* _RECORD EXTRACTS_
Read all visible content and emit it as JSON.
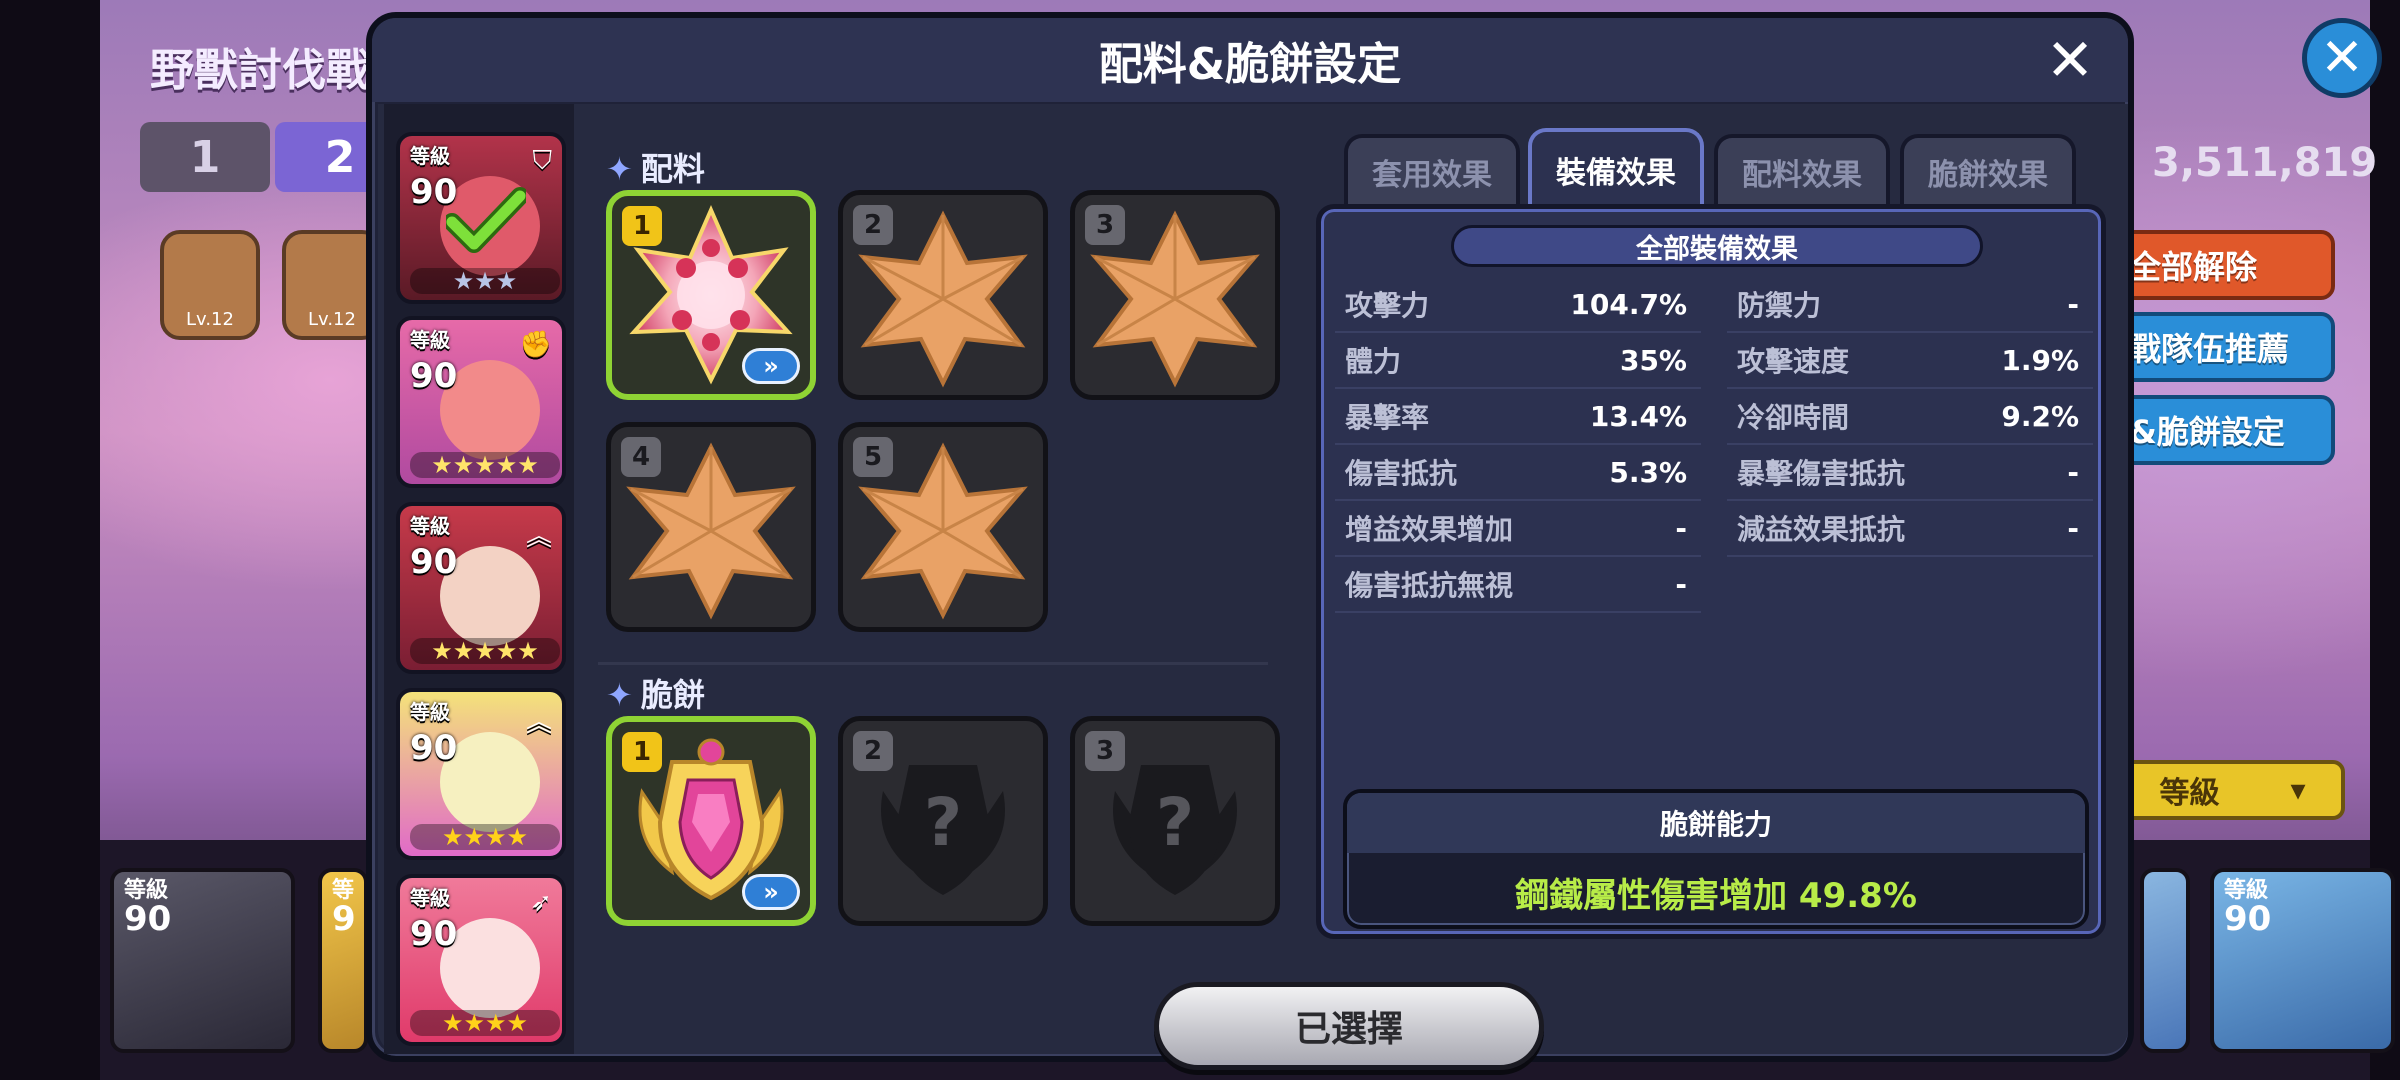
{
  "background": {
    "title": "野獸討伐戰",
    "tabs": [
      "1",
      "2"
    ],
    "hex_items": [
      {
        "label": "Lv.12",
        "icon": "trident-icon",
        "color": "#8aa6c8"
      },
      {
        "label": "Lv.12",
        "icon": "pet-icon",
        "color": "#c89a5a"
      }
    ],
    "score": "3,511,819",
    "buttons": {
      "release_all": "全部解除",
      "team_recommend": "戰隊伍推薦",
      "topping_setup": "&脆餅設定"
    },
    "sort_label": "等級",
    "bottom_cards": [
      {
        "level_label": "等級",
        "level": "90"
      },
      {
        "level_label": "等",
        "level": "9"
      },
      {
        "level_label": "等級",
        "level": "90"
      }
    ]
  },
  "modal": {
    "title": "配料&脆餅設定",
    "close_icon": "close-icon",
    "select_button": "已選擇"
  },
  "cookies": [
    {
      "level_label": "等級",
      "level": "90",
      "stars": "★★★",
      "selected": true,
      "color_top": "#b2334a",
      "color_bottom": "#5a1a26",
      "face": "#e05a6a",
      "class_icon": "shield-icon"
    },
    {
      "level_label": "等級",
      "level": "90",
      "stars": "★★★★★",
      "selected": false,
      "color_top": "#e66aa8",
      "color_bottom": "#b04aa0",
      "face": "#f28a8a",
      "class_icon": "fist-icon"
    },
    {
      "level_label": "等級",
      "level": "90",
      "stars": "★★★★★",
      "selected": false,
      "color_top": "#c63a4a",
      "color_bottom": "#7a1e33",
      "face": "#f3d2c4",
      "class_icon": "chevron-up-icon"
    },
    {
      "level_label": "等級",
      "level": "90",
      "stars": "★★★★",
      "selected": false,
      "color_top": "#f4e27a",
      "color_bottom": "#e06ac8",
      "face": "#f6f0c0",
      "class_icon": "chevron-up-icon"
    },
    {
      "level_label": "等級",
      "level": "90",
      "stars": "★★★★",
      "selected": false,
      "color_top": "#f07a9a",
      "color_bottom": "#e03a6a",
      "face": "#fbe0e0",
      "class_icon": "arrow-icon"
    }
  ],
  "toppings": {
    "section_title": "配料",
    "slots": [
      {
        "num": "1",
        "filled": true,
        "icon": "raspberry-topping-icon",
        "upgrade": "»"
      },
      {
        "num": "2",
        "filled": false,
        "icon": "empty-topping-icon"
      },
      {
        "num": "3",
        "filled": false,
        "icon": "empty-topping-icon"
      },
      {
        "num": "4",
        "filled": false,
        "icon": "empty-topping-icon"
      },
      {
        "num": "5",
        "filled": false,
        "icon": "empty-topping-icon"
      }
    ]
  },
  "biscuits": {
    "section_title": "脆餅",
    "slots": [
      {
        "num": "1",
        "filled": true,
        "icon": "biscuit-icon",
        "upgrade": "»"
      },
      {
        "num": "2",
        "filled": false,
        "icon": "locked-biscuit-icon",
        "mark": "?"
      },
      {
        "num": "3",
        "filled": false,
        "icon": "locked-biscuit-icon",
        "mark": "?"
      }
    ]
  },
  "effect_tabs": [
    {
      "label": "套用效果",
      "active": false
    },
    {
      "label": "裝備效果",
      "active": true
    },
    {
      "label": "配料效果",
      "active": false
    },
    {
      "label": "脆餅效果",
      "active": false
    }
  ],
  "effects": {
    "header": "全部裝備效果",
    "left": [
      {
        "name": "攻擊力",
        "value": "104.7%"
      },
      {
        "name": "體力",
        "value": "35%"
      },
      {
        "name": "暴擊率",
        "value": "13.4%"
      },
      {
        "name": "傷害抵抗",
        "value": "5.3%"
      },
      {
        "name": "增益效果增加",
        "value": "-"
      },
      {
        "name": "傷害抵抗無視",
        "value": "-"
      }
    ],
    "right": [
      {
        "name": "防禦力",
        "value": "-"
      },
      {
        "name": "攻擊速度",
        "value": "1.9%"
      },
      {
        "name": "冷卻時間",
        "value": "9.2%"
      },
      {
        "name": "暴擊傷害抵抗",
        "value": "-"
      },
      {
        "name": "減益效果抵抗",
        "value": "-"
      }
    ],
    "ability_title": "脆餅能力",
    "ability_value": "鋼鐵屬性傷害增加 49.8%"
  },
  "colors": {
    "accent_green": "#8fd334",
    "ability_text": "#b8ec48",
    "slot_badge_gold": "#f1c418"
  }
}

* _TASK REQUIREMENTS_
Write out every line above exactly as it is, leaving out the pictures.

* _IN RESPONSE_
Read all visible content and emit it as JSON.
{
  "background": {
    "title": "野獸討伐戰",
    "tabs": [
      "1",
      "2"
    ],
    "hex_items": [
      {
        "label": "Lv.12",
        "icon": "trident-icon",
        "color": "#8aa6c8"
      },
      {
        "label": "Lv.12",
        "icon": "pet-icon",
        "color": "#c89a5a"
      }
    ],
    "score": "3,511,819",
    "buttons": {
      "release_all": "全部解除",
      "team_recommend": "戰隊伍推薦",
      "topping_setup": "&脆餅設定"
    },
    "sort_label": "等級",
    "bottom_cards": [
      {
        "level_label": "等級",
        "level": "90"
      },
      {
        "level_label": "等",
        "level": "9"
      },
      {
        "level_label": "等級",
        "level": "90"
      }
    ]
  },
  "modal": {
    "title": "配料&脆餅設定",
    "close_icon": "close-icon",
    "select_button": "已選擇"
  },
  "cookies": [
    {
      "level_label": "等級",
      "level": "90",
      "stars": "★★★",
      "selected": true,
      "color_top": "#b2334a",
      "color_bottom": "#5a1a26",
      "face": "#e05a6a",
      "class_icon": "shield-icon"
    },
    {
      "level_label": "等級",
      "level": "90",
      "stars": "★★★★★",
      "selected": false,
      "color_top": "#e66aa8",
      "color_bottom": "#b04aa0",
      "face": "#f28a8a",
      "class_icon": "fist-icon"
    },
    {
      "level_label": "等級",
      "level": "90",
      "stars": "★★★★★",
      "selected": false,
      "color_top": "#c63a4a",
      "color_bottom": "#7a1e33",
      "face": "#f3d2c4",
      "class_icon": "chevron-up-icon"
    },
    {
      "level_label": "等級",
      "level": "90",
      "stars": "★★★★",
      "selected": false,
      "color_top": "#f4e27a",
      "color_bottom": "#e06ac8",
      "face": "#f6f0c0",
      "class_icon": "chevron-up-icon"
    },
    {
      "level_label": "等級",
      "level": "90",
      "stars": "★★★★",
      "selected": false,
      "color_top": "#f07a9a",
      "color_bottom": "#e03a6a",
      "face": "#fbe0e0",
      "class_icon": "arrow-icon"
    }
  ],
  "toppings": {
    "section_title": "配料",
    "slots": [
      {
        "num": "1",
        "filled": true,
        "icon": "raspberry-topping-icon",
        "upgrade": "»"
      },
      {
        "num": "2",
        "filled": false,
        "icon": "empty-topping-icon"
      },
      {
        "num": "3",
        "filled": false,
        "icon": "empty-topping-icon"
      },
      {
        "num": "4",
        "filled": false,
        "icon": "empty-topping-icon"
      },
      {
        "num": "5",
        "filled": false,
        "icon": "empty-topping-icon"
      }
    ]
  },
  "biscuits": {
    "section_title": "脆餅",
    "slots": [
      {
        "num": "1",
        "filled": true,
        "icon": "biscuit-icon",
        "upgrade": "»"
      },
      {
        "num": "2",
        "filled": false,
        "icon": "locked-biscuit-icon",
        "mark": "?"
      },
      {
        "num": "3",
        "filled": false,
        "icon": "locked-biscuit-icon",
        "mark": "?"
      }
    ]
  },
  "effect_tabs": [
    {
      "label": "套用效果",
      "active": false
    },
    {
      "label": "裝備效果",
      "active": true
    },
    {
      "label": "配料效果",
      "active": false
    },
    {
      "label": "脆餅效果",
      "active": false
    }
  ],
  "effects": {
    "header": "全部裝備效果",
    "left": [
      {
        "name": "攻擊力",
        "value": "104.7%"
      },
      {
        "name": "體力",
        "value": "35%"
      },
      {
        "name": "暴擊率",
        "value": "13.4%"
      },
      {
        "name": "傷害抵抗",
        "value": "5.3%"
      },
      {
        "name": "增益效果增加",
        "value": "-"
      },
      {
        "name": "傷害抵抗無視",
        "value": "-"
      }
    ],
    "right": [
      {
        "name": "防禦力",
        "value": "-"
      },
      {
        "name": "攻擊速度",
        "value": "1.9%"
      },
      {
        "name": "冷卻時間",
        "value": "9.2%"
      },
      {
        "name": "暴擊傷害抵抗",
        "value": "-"
      },
      {
        "name": "減益效果抵抗",
        "value": "-"
      }
    ],
    "ability_title": "脆餅能力",
    "ability_value": "鋼鐵屬性傷害增加 49.8%"
  },
  "colors": {
    "accent_green": "#8fd334",
    "ability_text": "#b8ec48",
    "slot_badge_gold": "#f1c418"
  }
}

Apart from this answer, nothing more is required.